→ **Task to complete**
From the records that follow, copy every line that contains the word "activity".

[[ Stored data open ]]

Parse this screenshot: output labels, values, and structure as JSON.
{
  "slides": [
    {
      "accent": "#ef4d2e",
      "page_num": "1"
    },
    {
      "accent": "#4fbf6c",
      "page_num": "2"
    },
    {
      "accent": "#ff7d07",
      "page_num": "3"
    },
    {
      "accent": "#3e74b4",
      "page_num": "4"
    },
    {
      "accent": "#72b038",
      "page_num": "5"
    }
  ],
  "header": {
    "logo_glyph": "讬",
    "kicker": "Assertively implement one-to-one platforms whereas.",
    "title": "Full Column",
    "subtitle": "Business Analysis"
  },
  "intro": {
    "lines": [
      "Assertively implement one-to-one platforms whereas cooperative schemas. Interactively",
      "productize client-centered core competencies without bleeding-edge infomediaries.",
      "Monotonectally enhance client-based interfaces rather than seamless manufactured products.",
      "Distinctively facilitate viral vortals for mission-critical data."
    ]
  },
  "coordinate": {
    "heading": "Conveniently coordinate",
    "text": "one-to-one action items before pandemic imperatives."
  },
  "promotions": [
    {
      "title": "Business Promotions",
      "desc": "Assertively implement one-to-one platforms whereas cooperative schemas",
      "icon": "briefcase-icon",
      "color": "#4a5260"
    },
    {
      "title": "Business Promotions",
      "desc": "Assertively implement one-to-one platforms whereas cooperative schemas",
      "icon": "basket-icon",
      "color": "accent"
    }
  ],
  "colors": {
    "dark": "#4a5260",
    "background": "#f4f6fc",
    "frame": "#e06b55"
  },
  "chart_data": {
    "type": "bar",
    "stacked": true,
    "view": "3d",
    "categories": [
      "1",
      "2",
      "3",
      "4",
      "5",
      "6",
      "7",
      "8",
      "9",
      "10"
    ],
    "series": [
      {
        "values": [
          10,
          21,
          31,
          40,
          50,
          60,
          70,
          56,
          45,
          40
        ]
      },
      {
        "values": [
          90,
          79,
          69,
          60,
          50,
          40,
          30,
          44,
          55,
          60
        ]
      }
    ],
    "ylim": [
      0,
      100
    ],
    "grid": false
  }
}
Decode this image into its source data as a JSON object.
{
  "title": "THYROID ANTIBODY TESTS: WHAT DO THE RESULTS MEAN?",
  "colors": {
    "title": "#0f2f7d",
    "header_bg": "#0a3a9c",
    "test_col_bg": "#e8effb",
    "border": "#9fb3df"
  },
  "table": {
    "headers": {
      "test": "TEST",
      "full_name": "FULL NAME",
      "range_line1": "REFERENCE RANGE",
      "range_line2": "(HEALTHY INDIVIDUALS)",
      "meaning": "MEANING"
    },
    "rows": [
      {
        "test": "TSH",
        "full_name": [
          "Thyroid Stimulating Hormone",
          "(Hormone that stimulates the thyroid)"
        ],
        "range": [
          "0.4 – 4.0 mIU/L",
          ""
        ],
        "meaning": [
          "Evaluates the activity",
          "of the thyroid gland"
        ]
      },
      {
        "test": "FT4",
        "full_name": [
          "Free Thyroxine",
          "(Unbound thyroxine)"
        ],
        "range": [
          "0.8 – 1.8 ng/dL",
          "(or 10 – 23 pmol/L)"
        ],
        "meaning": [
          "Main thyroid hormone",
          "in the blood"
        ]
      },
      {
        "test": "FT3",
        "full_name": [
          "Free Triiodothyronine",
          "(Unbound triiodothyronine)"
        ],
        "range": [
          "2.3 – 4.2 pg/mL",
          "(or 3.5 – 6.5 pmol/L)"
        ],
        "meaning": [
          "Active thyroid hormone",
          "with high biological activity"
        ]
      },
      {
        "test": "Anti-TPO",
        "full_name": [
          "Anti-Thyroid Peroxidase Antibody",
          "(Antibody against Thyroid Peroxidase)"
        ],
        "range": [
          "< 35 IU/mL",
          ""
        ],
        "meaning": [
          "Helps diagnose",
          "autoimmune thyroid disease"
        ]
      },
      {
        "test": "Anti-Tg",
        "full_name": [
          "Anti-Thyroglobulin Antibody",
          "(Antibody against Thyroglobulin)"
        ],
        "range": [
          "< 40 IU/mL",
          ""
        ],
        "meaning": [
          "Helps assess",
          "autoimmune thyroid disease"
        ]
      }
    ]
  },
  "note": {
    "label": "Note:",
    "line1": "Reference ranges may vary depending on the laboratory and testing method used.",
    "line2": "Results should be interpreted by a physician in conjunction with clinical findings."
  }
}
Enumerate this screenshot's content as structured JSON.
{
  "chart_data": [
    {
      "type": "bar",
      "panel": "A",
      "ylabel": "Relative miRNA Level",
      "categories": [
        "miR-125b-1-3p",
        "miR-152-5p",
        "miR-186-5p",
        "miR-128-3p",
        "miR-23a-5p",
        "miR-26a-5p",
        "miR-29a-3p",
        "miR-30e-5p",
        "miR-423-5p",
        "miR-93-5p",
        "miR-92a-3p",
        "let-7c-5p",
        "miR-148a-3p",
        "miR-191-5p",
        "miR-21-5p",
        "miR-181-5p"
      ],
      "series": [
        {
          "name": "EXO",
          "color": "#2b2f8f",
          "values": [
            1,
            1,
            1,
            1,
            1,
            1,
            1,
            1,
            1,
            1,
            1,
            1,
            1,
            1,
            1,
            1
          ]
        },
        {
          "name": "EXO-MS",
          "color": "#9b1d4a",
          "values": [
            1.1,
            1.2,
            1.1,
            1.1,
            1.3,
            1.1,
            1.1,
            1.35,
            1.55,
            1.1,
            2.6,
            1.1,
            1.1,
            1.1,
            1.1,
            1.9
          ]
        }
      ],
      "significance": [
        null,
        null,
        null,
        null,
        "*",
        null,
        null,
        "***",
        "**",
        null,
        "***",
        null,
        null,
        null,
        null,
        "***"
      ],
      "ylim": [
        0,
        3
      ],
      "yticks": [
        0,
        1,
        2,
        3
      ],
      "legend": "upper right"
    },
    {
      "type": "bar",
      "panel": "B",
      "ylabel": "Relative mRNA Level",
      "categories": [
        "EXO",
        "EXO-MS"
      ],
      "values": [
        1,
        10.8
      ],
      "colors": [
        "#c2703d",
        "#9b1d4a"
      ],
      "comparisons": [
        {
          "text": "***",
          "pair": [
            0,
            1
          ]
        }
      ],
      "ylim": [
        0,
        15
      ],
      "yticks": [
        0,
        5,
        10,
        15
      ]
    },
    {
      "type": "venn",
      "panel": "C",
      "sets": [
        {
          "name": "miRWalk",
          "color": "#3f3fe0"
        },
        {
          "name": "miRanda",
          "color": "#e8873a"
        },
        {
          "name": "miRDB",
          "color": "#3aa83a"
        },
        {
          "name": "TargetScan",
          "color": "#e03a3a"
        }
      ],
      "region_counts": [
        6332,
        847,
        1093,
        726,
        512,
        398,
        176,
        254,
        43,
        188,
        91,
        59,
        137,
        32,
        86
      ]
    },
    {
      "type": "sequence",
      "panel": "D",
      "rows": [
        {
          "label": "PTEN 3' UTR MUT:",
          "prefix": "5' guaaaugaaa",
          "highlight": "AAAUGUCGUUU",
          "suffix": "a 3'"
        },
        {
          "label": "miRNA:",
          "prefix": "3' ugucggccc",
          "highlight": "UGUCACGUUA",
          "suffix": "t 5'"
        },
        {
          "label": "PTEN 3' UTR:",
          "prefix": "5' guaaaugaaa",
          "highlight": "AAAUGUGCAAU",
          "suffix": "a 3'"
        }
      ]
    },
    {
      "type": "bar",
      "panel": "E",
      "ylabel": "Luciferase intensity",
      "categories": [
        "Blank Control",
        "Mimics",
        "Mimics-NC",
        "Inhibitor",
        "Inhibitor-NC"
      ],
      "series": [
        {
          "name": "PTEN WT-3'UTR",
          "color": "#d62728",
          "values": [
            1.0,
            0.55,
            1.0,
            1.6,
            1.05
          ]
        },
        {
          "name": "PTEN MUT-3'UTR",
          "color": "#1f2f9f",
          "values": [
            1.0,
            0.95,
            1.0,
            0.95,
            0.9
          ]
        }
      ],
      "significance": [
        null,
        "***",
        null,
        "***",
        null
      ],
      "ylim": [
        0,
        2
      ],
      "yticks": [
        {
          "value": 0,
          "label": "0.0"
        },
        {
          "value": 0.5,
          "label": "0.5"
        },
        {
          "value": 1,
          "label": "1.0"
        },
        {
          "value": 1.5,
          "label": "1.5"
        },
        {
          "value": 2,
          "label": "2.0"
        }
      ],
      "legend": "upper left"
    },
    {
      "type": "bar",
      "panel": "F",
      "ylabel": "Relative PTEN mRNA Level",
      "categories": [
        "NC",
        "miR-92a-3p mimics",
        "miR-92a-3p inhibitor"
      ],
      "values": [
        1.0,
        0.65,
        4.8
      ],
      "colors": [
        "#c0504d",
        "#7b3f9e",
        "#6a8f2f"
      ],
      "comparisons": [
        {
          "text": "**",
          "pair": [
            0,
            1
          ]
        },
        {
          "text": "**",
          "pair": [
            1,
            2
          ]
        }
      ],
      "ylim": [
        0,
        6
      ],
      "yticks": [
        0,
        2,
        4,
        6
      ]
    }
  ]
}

[[ Stored data closed ]]

→ **Response to the task**
          "Evaluates the activity",
          "with high biological activity"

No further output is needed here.